# START OF GIVEN INFORMATION
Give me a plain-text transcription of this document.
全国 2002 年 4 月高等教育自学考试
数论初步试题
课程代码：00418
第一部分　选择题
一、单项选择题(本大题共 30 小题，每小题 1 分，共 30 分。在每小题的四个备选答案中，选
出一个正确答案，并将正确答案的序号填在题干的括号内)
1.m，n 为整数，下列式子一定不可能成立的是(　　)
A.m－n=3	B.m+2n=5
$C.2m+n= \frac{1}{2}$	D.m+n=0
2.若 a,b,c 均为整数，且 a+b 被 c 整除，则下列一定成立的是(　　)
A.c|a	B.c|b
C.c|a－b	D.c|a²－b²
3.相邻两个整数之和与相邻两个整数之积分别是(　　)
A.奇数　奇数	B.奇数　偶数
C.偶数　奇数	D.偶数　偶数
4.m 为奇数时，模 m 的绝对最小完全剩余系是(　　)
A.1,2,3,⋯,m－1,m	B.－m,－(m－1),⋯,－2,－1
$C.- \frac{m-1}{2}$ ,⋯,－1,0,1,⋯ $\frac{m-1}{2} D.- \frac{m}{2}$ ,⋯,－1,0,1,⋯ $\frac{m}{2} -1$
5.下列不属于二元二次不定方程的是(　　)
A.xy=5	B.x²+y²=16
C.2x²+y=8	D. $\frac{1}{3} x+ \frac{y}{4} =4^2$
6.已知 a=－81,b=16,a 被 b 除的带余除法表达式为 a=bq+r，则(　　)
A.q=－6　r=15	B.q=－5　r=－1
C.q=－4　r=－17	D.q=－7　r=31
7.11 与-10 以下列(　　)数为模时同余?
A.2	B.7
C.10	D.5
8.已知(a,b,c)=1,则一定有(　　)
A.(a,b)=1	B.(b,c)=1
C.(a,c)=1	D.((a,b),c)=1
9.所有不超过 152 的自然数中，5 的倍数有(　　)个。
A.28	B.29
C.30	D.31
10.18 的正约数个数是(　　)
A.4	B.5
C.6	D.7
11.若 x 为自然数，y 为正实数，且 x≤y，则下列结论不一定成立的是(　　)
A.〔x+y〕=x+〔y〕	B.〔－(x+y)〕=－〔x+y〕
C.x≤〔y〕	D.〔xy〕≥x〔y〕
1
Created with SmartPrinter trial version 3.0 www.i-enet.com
# END OF GIVEN INFORMATION
Retype each record exactly, leaving nothing out.

CORRECT RESULT ▸
Give me a plain-text transcription of this document.
全国 2002 年 4 月高等教育自学考试
数论初步试题
课程代码：00418
第一部分　选择题
一、单项选择题(本大题共 30 小题，每小题 1 分，共 30 分。在每小题的四个备选答案中，选
出一个正确答案，并将正确答案的序号填在题干的括号内)
1.m，n 为整数，下列式子一定不可能成立的是(　　)
A.m－n=3	B.m+2n=5
$C.2m+n= \frac{1}{2}$	D.m+n=0
2.若 a,b,c 均为整数，且 a+b 被 c 整除，则下列一定成立的是(　　)
A.c|a	B.c|b
C.c|a－b	D.c|a²－b²
3.相邻两个整数之和与相邻两个整数之积分别是(　　)
A.奇数　奇数	B.奇数　偶数
C.偶数　奇数	D.偶数　偶数
4.m 为奇数时，模 m 的绝对最小完全剩余系是(　　)
A.1,2,3,⋯,m－1,m	B.－m,－(m－1),⋯,－2,－1
$C.- \frac{m-1}{2}$ ,⋯,－1,0,1,⋯ $\frac{m-1}{2} D.- \frac{m}{2}$ ,⋯,－1,0,1,⋯ $\frac{m}{2} -1$
5.下列不属于二元二次不定方程的是(　　)
A.xy=5	B.x²+y²=16
C.2x²+y=8	D. $\frac{1}{3} x+ \frac{y}{4} =4^2$
6.已知 a=－81,b=16,a 被 b 除的带余除法表达式为 a=bq+r，则(　　)
A.q=－6　r=15	B.q=－5　r=－1
C.q=－4　r=－17	D.q=－7　r=31
7.11 与-10 以下列(　　)数为模时同余?
A.2	B.7
C.10	D.5
8.已知(a,b,c)=1,则一定有(　　)
A.(a,b)=1	B.(b,c)=1
C.(a,c)=1	D.((a,b),c)=1
9.所有不超过 152 的自然数中，5 的倍数有(　　)个。
A.28	B.29
C.30	D.31
10.18 的正约数个数是(　　)
A.4	B.5
C.6	D.7
11.若 x 为自然数，y 为正实数，且 x≤y，则下列结论不一定成立的是(　　)
A.〔x+y〕=x+〔y〕	B.〔－(x+y)〕=－〔x+y〕
C.x≤〔y〕	D.〔xy〕≥x〔y〕
1
Created with SmartPrinter trial version 3.0 www.i-enet.com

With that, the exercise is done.